[Extracted data entries]
══════════

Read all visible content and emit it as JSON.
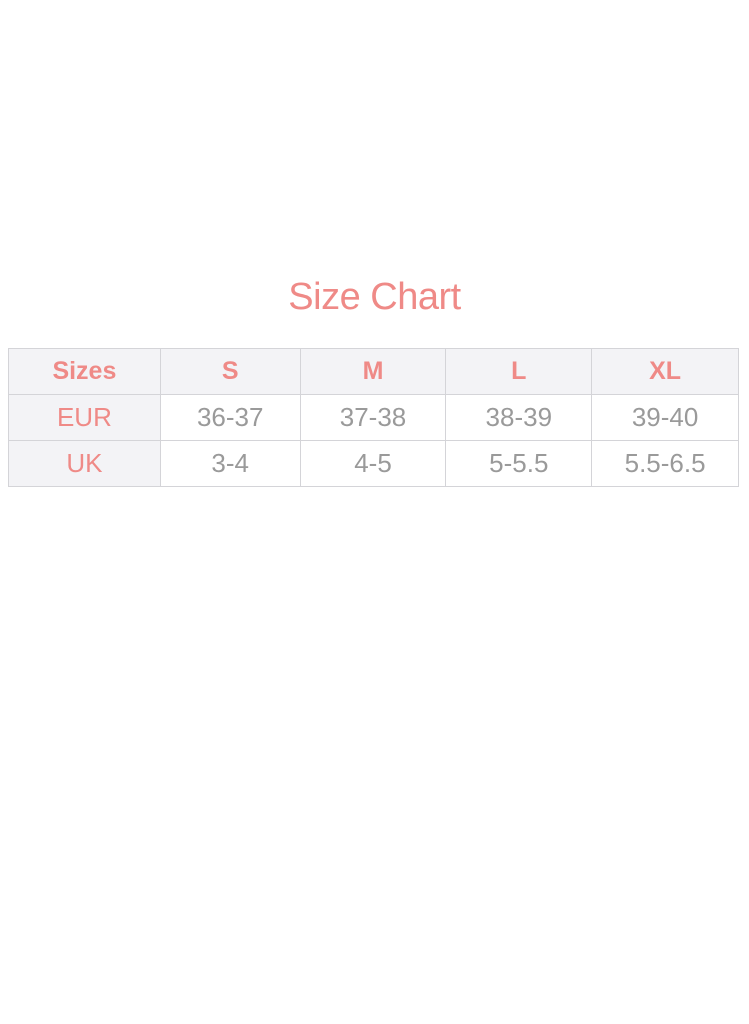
{
  "title": "Size Chart",
  "table": {
    "headers": [
      "Sizes",
      "S",
      "M",
      "L",
      "XL"
    ],
    "rows": [
      {
        "label": "EUR",
        "values": [
          "36-37",
          "37-38",
          "38-39",
          "39-40"
        ]
      },
      {
        "label": "UK",
        "values": [
          "3-4",
          "4-5",
          "5-5.5",
          "5.5-6.5"
        ]
      }
    ]
  },
  "colors": {
    "accent": "#ef8a87",
    "text": "#9a9a9a",
    "header_bg": "#f3f3f6"
  }
}
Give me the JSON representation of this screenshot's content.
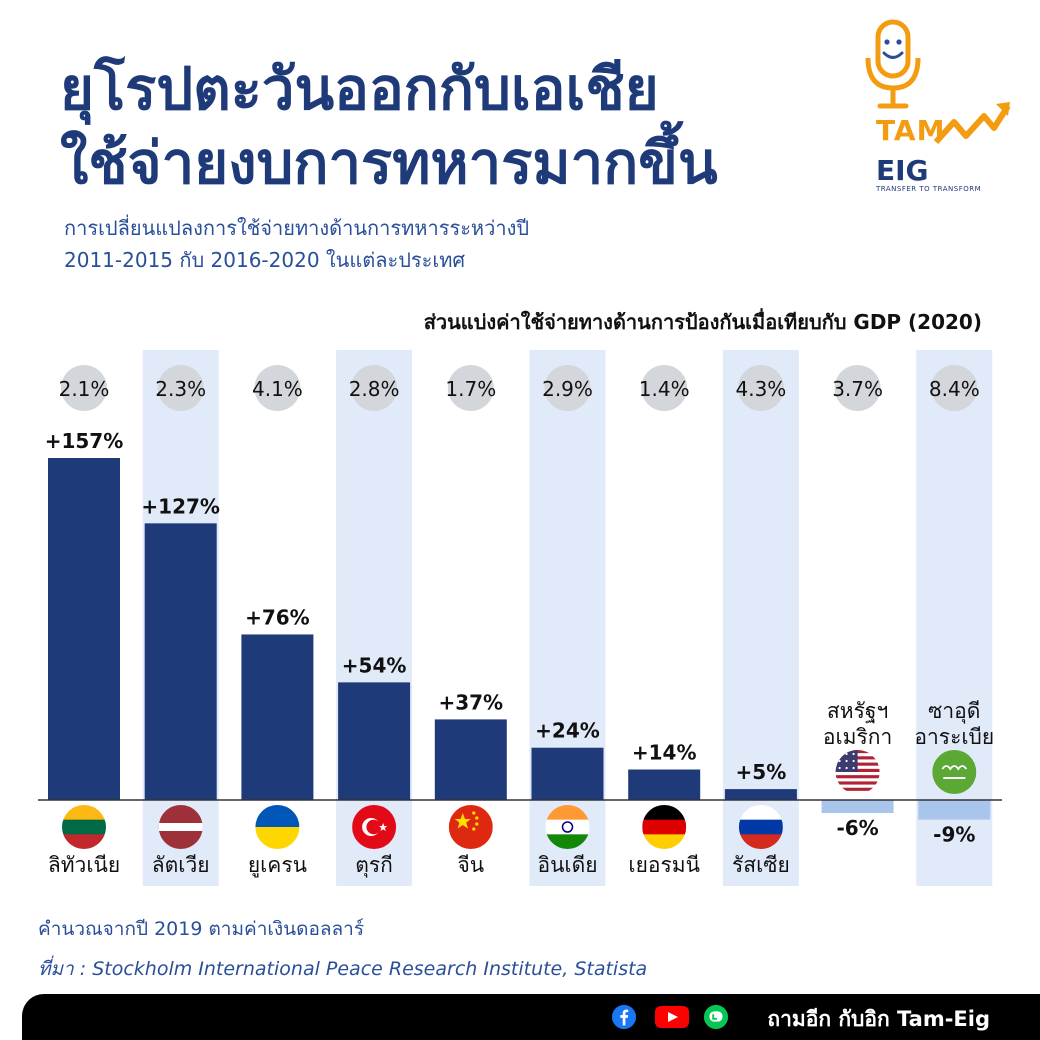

══════════

▶ DIRECTIVE
Quote the preceding listing precisely and completely, omitting its images.

▶ RESULT FOR THIS TASK
Read all visible content and emit it as JSON.
{
  "title": "Size Chart",
  "table": {
    "headers": [
      "Sizes",
      "S",
      "M",
      "L",
      "XL"
    ],
    "rows": [
      {
        "label": "EUR",
        "values": [
          "36-37",
          "37-38",
          "38-39",
          "39-40"
        ]
      },
      {
        "label": "UK",
        "values": [
          "3-4",
          "4-5",
          "5-5.5",
          "5.5-6.5"
        ]
      }
    ]
  },
  "colors": {
    "accent": "#ef8a87",
    "text": "#9a9a9a",
    "header_bg": "#f3f3f6"
  }
}
Give me the JSON representation of this screenshot's content.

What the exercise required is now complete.